# TASK PROMPT
Copy every line of the records below word for word, leaving out the pictures.

/---

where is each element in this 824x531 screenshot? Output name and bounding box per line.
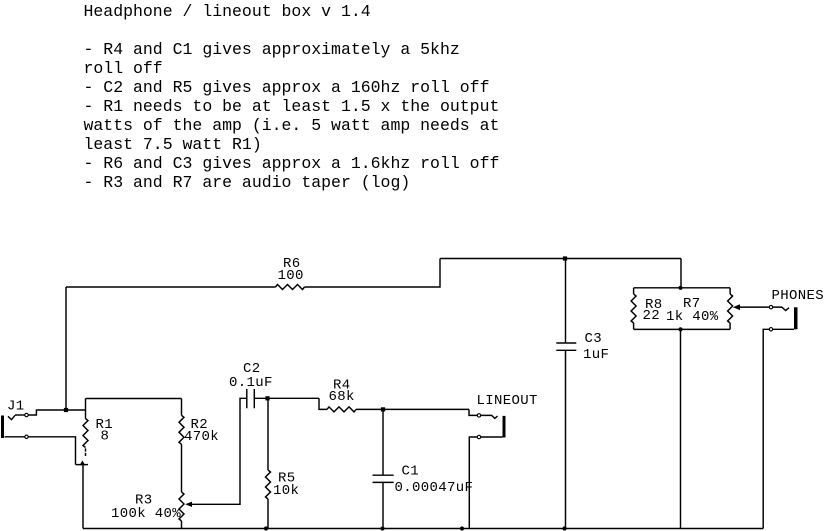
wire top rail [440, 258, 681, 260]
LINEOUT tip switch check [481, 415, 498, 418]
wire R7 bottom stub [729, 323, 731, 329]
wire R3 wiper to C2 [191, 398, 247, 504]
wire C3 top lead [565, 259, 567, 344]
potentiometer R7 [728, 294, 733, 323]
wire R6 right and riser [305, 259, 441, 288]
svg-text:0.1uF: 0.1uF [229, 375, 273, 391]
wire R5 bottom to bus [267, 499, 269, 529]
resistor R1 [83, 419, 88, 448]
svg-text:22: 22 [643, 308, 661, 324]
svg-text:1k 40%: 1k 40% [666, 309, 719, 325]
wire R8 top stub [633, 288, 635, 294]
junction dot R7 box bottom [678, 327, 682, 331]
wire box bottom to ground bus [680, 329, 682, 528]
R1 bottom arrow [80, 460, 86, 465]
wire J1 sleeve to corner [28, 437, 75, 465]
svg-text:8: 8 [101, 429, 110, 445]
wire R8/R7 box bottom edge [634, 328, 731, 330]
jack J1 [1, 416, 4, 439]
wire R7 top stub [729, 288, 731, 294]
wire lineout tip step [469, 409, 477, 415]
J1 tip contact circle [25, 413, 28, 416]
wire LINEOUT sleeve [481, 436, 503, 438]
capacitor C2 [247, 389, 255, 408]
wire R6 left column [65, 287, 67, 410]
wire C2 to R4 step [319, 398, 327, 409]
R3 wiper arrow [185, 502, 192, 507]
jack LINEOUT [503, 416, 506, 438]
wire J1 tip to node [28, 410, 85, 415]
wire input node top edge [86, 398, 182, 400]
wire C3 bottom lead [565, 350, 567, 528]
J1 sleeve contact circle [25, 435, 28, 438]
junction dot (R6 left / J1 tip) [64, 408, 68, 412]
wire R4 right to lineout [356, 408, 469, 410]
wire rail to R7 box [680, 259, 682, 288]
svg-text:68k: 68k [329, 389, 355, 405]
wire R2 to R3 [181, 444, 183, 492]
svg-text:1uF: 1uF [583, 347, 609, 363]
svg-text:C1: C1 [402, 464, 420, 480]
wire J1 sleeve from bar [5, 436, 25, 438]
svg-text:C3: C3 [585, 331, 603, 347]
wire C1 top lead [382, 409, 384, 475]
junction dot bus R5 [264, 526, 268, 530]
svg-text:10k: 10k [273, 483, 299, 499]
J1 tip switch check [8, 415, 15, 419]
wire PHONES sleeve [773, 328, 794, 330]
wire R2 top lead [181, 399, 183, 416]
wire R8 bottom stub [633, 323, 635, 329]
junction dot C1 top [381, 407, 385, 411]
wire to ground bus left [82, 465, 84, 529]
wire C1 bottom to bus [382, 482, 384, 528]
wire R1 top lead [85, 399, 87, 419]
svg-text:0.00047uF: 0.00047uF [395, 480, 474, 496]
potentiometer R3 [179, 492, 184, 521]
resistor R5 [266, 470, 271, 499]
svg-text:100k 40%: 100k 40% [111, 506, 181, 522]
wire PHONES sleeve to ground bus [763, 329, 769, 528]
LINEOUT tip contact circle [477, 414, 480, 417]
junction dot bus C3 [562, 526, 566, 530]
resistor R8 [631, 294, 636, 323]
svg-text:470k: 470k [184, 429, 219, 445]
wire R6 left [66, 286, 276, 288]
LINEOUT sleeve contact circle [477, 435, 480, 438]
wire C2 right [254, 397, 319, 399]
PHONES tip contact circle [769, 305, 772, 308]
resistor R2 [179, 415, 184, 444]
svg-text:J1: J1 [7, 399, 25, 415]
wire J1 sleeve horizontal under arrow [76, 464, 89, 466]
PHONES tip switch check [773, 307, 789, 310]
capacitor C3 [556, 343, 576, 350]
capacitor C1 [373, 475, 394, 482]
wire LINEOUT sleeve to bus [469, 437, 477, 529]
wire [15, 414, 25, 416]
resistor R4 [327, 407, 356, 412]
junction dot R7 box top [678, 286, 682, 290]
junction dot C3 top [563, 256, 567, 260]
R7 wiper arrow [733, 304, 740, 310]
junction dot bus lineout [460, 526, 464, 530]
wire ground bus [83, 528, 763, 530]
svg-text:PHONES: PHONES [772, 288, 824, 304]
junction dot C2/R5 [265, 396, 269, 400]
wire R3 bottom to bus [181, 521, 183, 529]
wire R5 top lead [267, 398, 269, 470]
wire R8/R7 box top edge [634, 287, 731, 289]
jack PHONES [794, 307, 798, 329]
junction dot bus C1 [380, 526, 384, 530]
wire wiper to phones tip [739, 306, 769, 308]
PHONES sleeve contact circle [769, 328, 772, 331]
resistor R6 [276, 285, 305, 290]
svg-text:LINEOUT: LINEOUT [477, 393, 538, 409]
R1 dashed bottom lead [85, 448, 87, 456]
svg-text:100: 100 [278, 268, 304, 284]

\---

# COMPLETED EXERCISE
where is each element in this 824x531 screenshot? Output name and bounding box per line.
wire top rail [440, 258, 681, 260]
LINEOUT tip switch check [481, 415, 498, 418]
wire R7 bottom stub [729, 323, 731, 329]
wire R3 wiper to C2 [191, 398, 247, 504]
wire C3 top lead [565, 259, 567, 344]
potentiometer R7 [728, 294, 733, 323]
wire R6 right and riser [305, 259, 441, 288]
svg-text:0.1uF: 0.1uF [229, 375, 273, 391]
wire R5 bottom to bus [267, 499, 269, 529]
resistor R1 [83, 419, 88, 448]
svg-text:22: 22 [643, 308, 661, 324]
svg-text:1k 40%: 1k 40% [666, 309, 719, 325]
wire R8 top stub [633, 288, 635, 294]
junction dot R7 box bottom [678, 327, 682, 331]
wire box bottom to ground bus [680, 329, 682, 528]
R1 bottom arrow [80, 460, 86, 465]
wire J1 sleeve to corner [28, 437, 75, 465]
svg-text:8: 8 [101, 429, 110, 445]
wire R8/R7 box bottom edge [634, 328, 731, 330]
jack J1 [1, 416, 4, 439]
wire R7 top stub [729, 288, 731, 294]
wire lineout tip step [469, 409, 477, 415]
J1 tip contact circle [25, 413, 28, 416]
wire LINEOUT sleeve [481, 436, 503, 438]
capacitor C2 [247, 389, 255, 408]
wire R6 left column [65, 287, 67, 410]
wire C2 to R4 step [319, 398, 327, 409]
R3 wiper arrow [185, 502, 192, 507]
jack LINEOUT [503, 416, 506, 438]
wire J1 tip to node [28, 410, 85, 415]
wire input node top edge [86, 398, 182, 400]
wire C3 bottom lead [565, 350, 567, 528]
J1 sleeve contact circle [25, 435, 28, 438]
junction dot (R6 left / J1 tip) [64, 408, 68, 412]
wire R4 right to lineout [356, 408, 469, 410]
wire rail to R7 box [680, 259, 682, 288]
svg-text:68k: 68k [329, 389, 355, 405]
wire R2 to R3 [181, 444, 183, 492]
svg-text:1uF: 1uF [583, 347, 609, 363]
svg-text:C1: C1 [402, 464, 420, 480]
wire J1 sleeve from bar [5, 436, 25, 438]
svg-text:C3: C3 [585, 331, 603, 347]
wire C1 top lead [382, 409, 384, 475]
junction dot bus R5 [264, 526, 268, 530]
svg-text:10k: 10k [273, 483, 299, 499]
J1 tip switch check [8, 415, 15, 419]
wire PHONES sleeve [773, 328, 794, 330]
wire R2 top lead [181, 399, 183, 416]
wire R8 bottom stub [633, 323, 635, 329]
junction dot C1 top [381, 407, 385, 411]
wire to ground bus left [82, 465, 84, 529]
wire C1 bottom to bus [382, 482, 384, 528]
wire R1 top lead [85, 399, 87, 419]
svg-text:0.00047uF: 0.00047uF [395, 480, 474, 496]
potentiometer R3 [179, 492, 184, 521]
resistor R5 [266, 470, 271, 499]
svg-text:100k 40%: 100k 40% [111, 506, 181, 522]
wire PHONES sleeve to ground bus [763, 329, 769, 528]
LINEOUT tip contact circle [477, 414, 480, 417]
junction dot bus C3 [562, 526, 566, 530]
resistor R8 [631, 294, 636, 323]
svg-text:470k: 470k [184, 429, 219, 445]
wire R6 left [66, 286, 276, 288]
LINEOUT sleeve contact circle [477, 435, 480, 438]
wire C2 right [254, 397, 319, 399]
PHONES tip contact circle [769, 305, 772, 308]
resistor R2 [179, 415, 184, 444]
svg-text:J1: J1 [7, 399, 25, 415]
wire J1 sleeve horizontal under arrow [76, 464, 89, 466]
PHONES tip switch check [773, 307, 789, 310]
capacitor C3 [556, 343, 576, 350]
capacitor C1 [373, 475, 394, 482]
wire LINEOUT sleeve to bus [469, 437, 477, 529]
wire [15, 414, 25, 416]
resistor R4 [327, 407, 356, 412]
junction dot R7 box top [678, 286, 682, 290]
junction dot C3 top [563, 256, 567, 260]
R7 wiper arrow [733, 304, 740, 310]
junction dot bus lineout [460, 526, 464, 530]
wire ground bus [83, 528, 763, 530]
svg-text:PHONES: PHONES [772, 288, 824, 304]
junction dot C2/R5 [265, 396, 269, 400]
wire R3 bottom to bus [181, 521, 183, 529]
wire R5 top lead [267, 398, 269, 470]
wire R8/R7 box top edge [634, 287, 731, 289]
jack PHONES [794, 307, 798, 329]
junction dot bus C1 [380, 526, 384, 530]
wire wiper to phones tip [739, 306, 769, 308]
PHONES sleeve contact circle [769, 328, 772, 331]
resistor R6 [276, 285, 305, 290]
svg-text:LINEOUT: LINEOUT [477, 393, 538, 409]
R1 dashed bottom lead [85, 448, 87, 456]
svg-text:100: 100 [278, 268, 304, 284]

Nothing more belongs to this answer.